## Exercise aim
Will you output the entries below exactly, skipping every image they contain?

--- begin Task data ---

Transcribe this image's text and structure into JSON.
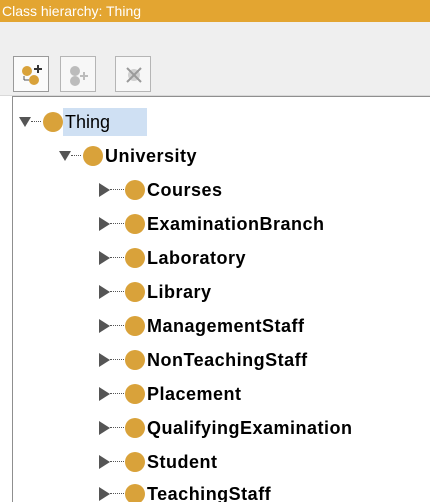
{
  "panel": {
    "title": "Class hierarchy: Thing"
  },
  "toolbar": {
    "buttons": [
      {
        "icon": "add-subclass-icon",
        "enabled": true
      },
      {
        "icon": "add-sibling-class-icon",
        "enabled": false
      },
      {
        "icon": "delete-class-icon",
        "enabled": false
      }
    ]
  },
  "tree": {
    "root": {
      "label": "Thing",
      "expanded": true,
      "selected": true
    },
    "university": {
      "label": "University",
      "expanded": true
    },
    "children": [
      {
        "label": "Courses"
      },
      {
        "label": "ExaminationBranch"
      },
      {
        "label": "Laboratory"
      },
      {
        "label": "Library"
      },
      {
        "label": "ManagementStaff"
      },
      {
        "label": "NonTeachingStaff"
      },
      {
        "label": "Placement"
      },
      {
        "label": "QualifyingExamination"
      },
      {
        "label": "Student"
      },
      {
        "label": "TeachingStaff"
      }
    ]
  },
  "colors": {
    "title_bar": "#e3a531",
    "class_dot": "#d9a23a",
    "selection": "#cfe0f3"
  }
}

--- end Task data ---

## Solution below
Transcribe this image's text and structure into JSON.
{
  "panel": {
    "title": "Class hierarchy: Thing"
  },
  "toolbar": {
    "buttons": [
      {
        "icon": "add-subclass-icon",
        "enabled": true
      },
      {
        "icon": "add-sibling-class-icon",
        "enabled": false
      },
      {
        "icon": "delete-class-icon",
        "enabled": false
      }
    ]
  },
  "tree": {
    "root": {
      "label": "Thing",
      "expanded": true,
      "selected": true
    },
    "university": {
      "label": "University",
      "expanded": true
    },
    "children": [
      {
        "label": "Courses"
      },
      {
        "label": "ExaminationBranch"
      },
      {
        "label": "Laboratory"
      },
      {
        "label": "Library"
      },
      {
        "label": "ManagementStaff"
      },
      {
        "label": "NonTeachingStaff"
      },
      {
        "label": "Placement"
      },
      {
        "label": "QualifyingExamination"
      },
      {
        "label": "Student"
      },
      {
        "label": "TeachingStaff"
      }
    ]
  },
  "colors": {
    "title_bar": "#e3a531",
    "class_dot": "#d9a23a",
    "selection": "#cfe0f3"
  }
}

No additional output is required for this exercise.